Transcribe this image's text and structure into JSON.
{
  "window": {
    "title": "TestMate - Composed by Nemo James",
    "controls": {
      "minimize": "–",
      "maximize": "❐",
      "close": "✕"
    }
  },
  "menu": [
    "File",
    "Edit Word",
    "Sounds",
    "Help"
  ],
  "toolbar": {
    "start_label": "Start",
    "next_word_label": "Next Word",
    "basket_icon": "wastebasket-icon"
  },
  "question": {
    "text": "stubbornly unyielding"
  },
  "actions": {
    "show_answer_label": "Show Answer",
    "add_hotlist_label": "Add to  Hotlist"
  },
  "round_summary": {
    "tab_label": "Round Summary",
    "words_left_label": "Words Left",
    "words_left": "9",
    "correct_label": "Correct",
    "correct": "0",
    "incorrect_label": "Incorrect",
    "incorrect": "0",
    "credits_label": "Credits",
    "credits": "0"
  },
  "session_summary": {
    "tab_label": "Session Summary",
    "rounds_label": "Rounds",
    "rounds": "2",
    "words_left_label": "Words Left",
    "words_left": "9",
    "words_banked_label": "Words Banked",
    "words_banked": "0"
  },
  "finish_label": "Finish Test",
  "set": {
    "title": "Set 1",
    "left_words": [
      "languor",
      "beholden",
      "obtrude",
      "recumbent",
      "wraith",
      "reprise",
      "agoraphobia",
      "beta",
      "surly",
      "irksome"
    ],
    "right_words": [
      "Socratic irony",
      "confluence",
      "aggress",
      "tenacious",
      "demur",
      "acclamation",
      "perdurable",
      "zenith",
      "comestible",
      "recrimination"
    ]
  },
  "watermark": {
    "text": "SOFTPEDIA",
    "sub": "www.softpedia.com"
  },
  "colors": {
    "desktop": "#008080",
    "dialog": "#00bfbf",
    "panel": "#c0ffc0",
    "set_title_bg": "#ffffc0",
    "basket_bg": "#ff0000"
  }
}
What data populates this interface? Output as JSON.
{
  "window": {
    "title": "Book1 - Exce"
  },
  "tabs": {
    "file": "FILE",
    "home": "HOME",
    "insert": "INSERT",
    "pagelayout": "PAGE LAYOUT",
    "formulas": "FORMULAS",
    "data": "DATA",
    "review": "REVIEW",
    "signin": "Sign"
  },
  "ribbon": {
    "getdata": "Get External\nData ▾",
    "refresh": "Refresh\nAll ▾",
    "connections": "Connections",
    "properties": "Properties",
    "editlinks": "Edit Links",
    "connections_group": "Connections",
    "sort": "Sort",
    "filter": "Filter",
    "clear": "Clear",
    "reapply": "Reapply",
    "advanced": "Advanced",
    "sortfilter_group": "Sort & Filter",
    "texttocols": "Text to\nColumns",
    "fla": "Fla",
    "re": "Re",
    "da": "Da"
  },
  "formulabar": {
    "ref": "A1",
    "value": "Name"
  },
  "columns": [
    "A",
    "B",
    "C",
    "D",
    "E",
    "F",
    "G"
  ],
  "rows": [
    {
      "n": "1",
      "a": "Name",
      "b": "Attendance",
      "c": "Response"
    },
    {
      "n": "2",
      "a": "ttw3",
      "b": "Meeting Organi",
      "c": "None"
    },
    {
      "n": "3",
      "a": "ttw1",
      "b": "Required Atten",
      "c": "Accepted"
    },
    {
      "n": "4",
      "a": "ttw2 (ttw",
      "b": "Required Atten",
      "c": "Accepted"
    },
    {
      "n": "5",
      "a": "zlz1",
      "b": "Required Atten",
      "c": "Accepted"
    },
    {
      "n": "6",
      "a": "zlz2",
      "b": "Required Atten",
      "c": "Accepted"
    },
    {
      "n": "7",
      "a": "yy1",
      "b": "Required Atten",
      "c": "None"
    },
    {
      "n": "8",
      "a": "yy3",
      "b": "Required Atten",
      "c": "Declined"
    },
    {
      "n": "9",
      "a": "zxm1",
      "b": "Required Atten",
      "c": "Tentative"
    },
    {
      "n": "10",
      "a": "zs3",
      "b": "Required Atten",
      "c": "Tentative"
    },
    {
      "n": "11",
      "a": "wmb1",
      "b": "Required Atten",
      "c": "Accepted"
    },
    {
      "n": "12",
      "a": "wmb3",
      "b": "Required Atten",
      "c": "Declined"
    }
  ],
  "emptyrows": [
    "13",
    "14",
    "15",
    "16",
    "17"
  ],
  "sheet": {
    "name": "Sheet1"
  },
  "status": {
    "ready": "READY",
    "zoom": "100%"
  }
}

###

◆ Task instructions ◆
Every entry must be output again, exactly as written above.

◆ Response ◆
Transcribe this image's text and structure into JSON.
{
  "window": {
    "title": "TestMate - Composed by Nemo James",
    "controls": {
      "minimize": "–",
      "maximize": "❐",
      "close": "✕"
    }
  },
  "menu": [
    "File",
    "Edit Word",
    "Sounds",
    "Help"
  ],
  "toolbar": {
    "start_label": "Start",
    "next_word_label": "Next Word",
    "basket_icon": "wastebasket-icon"
  },
  "question": {
    "text": "stubbornly unyielding"
  },
  "actions": {
    "show_answer_label": "Show Answer",
    "add_hotlist_label": "Add to  Hotlist"
  },
  "round_summary": {
    "tab_label": "Round Summary",
    "words_left_label": "Words Left",
    "words_left": "9",
    "correct_label": "Correct",
    "correct": "0",
    "incorrect_label": "Incorrect",
    "incorrect": "0",
    "credits_label": "Credits",
    "credits": "0"
  },
  "session_summary": {
    "tab_label": "Session Summary",
    "rounds_label": "Rounds",
    "rounds": "2",
    "words_left_label": "Words Left",
    "words_left": "9",
    "words_banked_label": "Words Banked",
    "words_banked": "0"
  },
  "finish_label": "Finish Test",
  "set": {
    "title": "Set 1",
    "left_words": [
      "languor",
      "beholden",
      "obtrude",
      "recumbent",
      "wraith",
      "reprise",
      "agoraphobia",
      "beta",
      "surly",
      "irksome"
    ],
    "right_words": [
      "Socratic irony",
      "confluence",
      "aggress",
      "tenacious",
      "demur",
      "acclamation",
      "perdurable",
      "zenith",
      "comestible",
      "recrimination"
    ]
  },
  "watermark": {
    "text": "SOFTPEDIA",
    "sub": "www.softpedia.com"
  },
  "colors": {
    "desktop": "#008080",
    "dialog": "#00bfbf",
    "panel": "#c0ffc0",
    "set_title_bg": "#ffffc0",
    "basket_bg": "#ff0000"
  }
}
What data populates this interface? Output as JSON.
{
  "window": {
    "title": "Book1 - Exce"
  },
  "tabs": {
    "file": "FILE",
    "home": "HOME",
    "insert": "INSERT",
    "pagelayout": "PAGE LAYOUT",
    "formulas": "FORMULAS",
    "data": "DATA",
    "review": "REVIEW",
    "signin": "Sign"
  },
  "ribbon": {
    "getdata": "Get External\nData ▾",
    "refresh": "Refresh\nAll ▾",
    "connections": "Connections",
    "properties": "Properties",
    "editlinks": "Edit Links",
    "connections_group": "Connections",
    "sort": "Sort",
    "filter": "Filter",
    "clear": "Clear",
    "reapply": "Reapply",
    "advanced": "Advanced",
    "sortfilter_group": "Sort & Filter",
    "texttocols": "Text to\nColumns",
    "fla": "Fla",
    "re": "Re",
    "da": "Da"
  },
  "formulabar": {
    "ref": "A1",
    "value": "Name"
  },
  "columns": [
    "A",
    "B",
    "C",
    "D",
    "E",
    "F",
    "G"
  ],
  "rows": [
    {
      "n": "1",
      "a": "Name",
      "b": "Attendance",
      "c": "Response"
    },
    {
      "n": "2",
      "a": "ttw3",
      "b": "Meeting Organi",
      "c": "None"
    },
    {
      "n": "3",
      "a": "ttw1",
      "b": "Required Atten",
      "c": "Accepted"
    },
    {
      "n": "4",
      "a": "ttw2 (ttw",
      "b": "Required Atten",
      "c": "Accepted"
    },
    {
      "n": "5",
      "a": "zlz1",
      "b": "Required Atten",
      "c": "Accepted"
    },
    {
      "n": "6",
      "a": "zlz2",
      "b": "Required Atten",
      "c": "Accepted"
    },
    {
      "n": "7",
      "a": "yy1",
      "b": "Required Atten",
      "c": "None"
    },
    {
      "n": "8",
      "a": "yy3",
      "b": "Required Atten",
      "c": "Declined"
    },
    {
      "n": "9",
      "a": "zxm1",
      "b": "Required Atten",
      "c": "Tentative"
    },
    {
      "n": "10",
      "a": "zs3",
      "b": "Required Atten",
      "c": "Tentative"
    },
    {
      "n": "11",
      "a": "wmb1",
      "b": "Required Atten",
      "c": "Accepted"
    },
    {
      "n": "12",
      "a": "wmb3",
      "b": "Required Atten",
      "c": "Declined"
    }
  ],
  "emptyrows": [
    "13",
    "14",
    "15",
    "16",
    "17"
  ],
  "sheet": {
    "name": "Sheet1"
  },
  "status": {
    "ready": "READY",
    "zoom": "100%"
  }
}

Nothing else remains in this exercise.